# The data

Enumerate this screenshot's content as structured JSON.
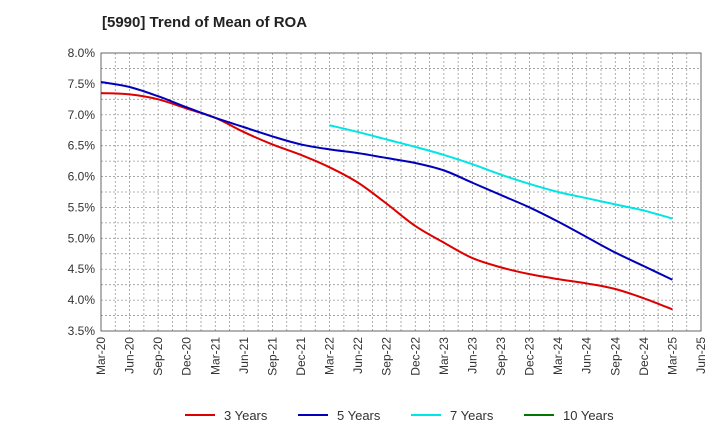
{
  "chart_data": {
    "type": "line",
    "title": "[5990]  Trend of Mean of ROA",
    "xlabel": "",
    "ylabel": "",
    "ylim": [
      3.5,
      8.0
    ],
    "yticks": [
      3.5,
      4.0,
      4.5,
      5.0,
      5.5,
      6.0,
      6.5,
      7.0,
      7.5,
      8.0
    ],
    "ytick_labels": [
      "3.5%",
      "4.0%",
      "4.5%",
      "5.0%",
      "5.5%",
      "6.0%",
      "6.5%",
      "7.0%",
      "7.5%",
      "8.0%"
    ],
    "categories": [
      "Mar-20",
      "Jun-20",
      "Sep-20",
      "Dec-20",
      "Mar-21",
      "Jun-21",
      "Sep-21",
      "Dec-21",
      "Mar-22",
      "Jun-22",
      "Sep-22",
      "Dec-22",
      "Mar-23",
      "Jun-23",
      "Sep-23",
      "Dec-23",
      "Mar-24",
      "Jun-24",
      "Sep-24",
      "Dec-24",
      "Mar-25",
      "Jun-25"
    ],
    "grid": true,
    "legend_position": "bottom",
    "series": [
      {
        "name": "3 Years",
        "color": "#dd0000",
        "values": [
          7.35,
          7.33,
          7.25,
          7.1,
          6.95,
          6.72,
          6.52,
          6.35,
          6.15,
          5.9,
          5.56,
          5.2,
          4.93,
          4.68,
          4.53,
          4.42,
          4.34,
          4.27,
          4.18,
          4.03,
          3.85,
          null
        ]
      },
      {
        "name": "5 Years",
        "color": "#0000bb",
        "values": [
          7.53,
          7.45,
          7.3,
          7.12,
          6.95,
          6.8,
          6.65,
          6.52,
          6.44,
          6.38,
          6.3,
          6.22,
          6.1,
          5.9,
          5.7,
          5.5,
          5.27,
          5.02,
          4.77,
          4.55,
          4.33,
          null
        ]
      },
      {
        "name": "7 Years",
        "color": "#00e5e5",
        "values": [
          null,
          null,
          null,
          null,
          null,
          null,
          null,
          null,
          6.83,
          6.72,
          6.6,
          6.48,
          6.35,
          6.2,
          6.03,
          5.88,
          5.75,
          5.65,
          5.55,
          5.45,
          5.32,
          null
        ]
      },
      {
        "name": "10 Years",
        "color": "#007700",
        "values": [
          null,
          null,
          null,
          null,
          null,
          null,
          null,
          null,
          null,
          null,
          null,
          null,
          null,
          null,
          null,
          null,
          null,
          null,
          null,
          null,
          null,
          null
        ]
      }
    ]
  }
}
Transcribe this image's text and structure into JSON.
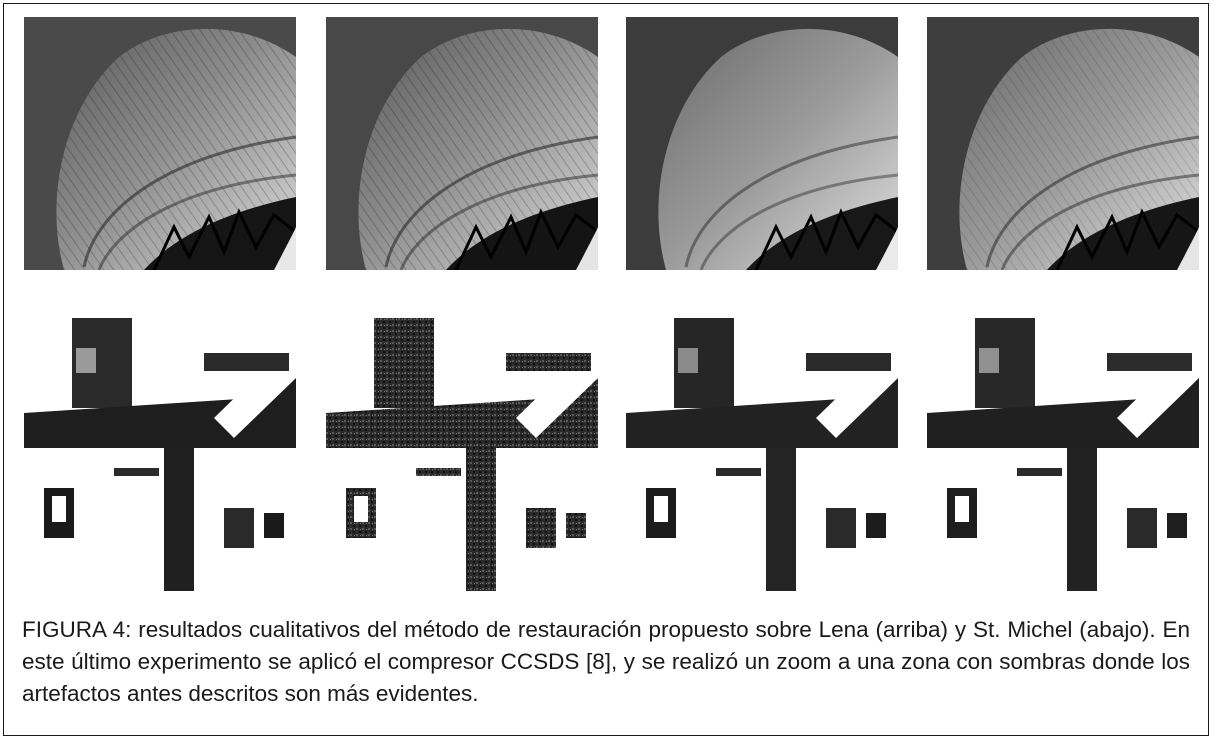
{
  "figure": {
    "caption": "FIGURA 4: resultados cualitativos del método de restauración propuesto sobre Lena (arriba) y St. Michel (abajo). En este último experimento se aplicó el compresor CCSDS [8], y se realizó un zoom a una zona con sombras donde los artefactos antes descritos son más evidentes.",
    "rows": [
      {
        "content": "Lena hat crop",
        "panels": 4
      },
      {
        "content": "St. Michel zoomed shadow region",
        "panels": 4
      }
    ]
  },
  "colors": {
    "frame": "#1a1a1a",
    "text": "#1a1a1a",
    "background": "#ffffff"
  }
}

# The problem
Starting at the line that contains "Transcribe this image's", restate each line verbatim through the final line of the listing, skipping all pictures.

# Written reply
Transcribe this image's text and structure into JSON.
{
  "figure": {
    "caption": "FIGURA 4: resultados cualitativos del método de restauración propuesto sobre Lena (arriba) y St. Michel (abajo). En este último experimento se aplicó el compresor CCSDS [8], y se realizó un zoom a una zona con sombras donde los artefactos antes descritos son más evidentes.",
    "rows": [
      {
        "content": "Lena hat crop",
        "panels": 4
      },
      {
        "content": "St. Michel zoomed shadow region",
        "panels": 4
      }
    ]
  },
  "colors": {
    "frame": "#1a1a1a",
    "text": "#1a1a1a",
    "background": "#ffffff"
  }
}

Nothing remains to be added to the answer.